● What you are asked to do
Return each line of the material verbatim.

● Source material
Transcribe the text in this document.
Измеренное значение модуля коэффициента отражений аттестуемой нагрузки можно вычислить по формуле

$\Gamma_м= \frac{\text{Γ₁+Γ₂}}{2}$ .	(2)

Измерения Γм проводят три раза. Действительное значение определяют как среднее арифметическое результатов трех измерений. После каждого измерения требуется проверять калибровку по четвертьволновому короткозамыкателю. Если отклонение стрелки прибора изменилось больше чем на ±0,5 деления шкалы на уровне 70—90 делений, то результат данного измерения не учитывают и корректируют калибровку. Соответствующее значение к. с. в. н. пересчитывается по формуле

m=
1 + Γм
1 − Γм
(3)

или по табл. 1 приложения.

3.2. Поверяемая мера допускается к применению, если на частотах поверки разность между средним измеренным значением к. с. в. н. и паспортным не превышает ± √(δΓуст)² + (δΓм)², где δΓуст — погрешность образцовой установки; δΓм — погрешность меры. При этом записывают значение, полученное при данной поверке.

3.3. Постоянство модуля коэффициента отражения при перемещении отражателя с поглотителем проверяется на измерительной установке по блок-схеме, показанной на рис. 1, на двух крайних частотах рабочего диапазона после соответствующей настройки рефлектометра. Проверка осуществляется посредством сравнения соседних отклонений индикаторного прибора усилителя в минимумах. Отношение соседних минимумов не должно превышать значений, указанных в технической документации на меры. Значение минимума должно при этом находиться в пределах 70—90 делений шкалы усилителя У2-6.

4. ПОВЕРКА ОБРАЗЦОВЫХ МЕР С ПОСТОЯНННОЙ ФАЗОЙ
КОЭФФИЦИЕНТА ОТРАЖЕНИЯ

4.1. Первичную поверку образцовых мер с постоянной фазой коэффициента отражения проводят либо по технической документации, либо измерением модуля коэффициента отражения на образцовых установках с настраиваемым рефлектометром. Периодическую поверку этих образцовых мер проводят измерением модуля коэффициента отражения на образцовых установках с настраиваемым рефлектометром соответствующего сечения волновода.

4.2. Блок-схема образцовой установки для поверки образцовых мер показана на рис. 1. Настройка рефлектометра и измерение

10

● Exercise answer
Transcribe the text in this document.
Измеренное значение модуля коэффициента отражений аттестуемой нагрузки можно вычислить по формуле

$\Gamma_м= \frac{\text{Γ₁+Γ₂}}{2}$ .	(2)

Измерения Γм проводят три раза. Действительное значение определяют как среднее арифметическое результатов трех измерений. После каждого измерения требуется проверять калибровку по четвертьволновому короткозамыкателю. Если отклонение стрелки прибора изменилось больше чем на ±0,5 деления шкалы на уровне 70—90 делений, то результат данного измерения не учитывают и корректируют калибровку. Соответствующее значение к. с. в. н. пересчитывается по формуле

m=
1 + Γм
1 − Γм
(3)

или по табл. 1 приложения.

3.2. Поверяемая мера допускается к применению, если на частотах поверки разность между средним измеренным значением к. с. в. н. и паспортным не превышает ± √(δΓуст)² + (δΓм)², где δΓуст — погрешность образцовой установки; δΓм — погрешность меры. При этом записывают значение, полученное при данной поверке.

3.3. Постоянство модуля коэффициента отражения при перемещении отражателя с поглотителем проверяется на измерительной установке по блок-схеме, показанной на рис. 1, на двух крайних частотах рабочего диапазона после соответствующей настройки рефлектометра. Проверка осуществляется посредством сравнения соседних отклонений индикаторного прибора усилителя в минимумах. Отношение соседних минимумов не должно превышать значений, указанных в технической документации на меры. Значение минимума должно при этом находиться в пределах 70—90 делений шкалы усилителя У2-6.

4. ПОВЕРКА ОБРАЗЦОВЫХ МЕР С ПОСТОЯНННОЙ ФАЗОЙ
КОЭФФИЦИЕНТА ОТРАЖЕНИЯ

4.1. Первичную поверку образцовых мер с постоянной фазой коэффициента отражения проводят либо по технической документации, либо измерением модуля коэффициента отражения на образцовых установках с настраиваемым рефлектометром. Периодическую поверку этих образцовых мер проводят измерением модуля коэффициента отражения на образцовых установках с настраиваемым рефлектометром соответствующего сечения волновода.

4.2. Блок-схема образцовой установки для поверки образцовых мер показана на рис. 1. Настройка рефлектометра и измерение

10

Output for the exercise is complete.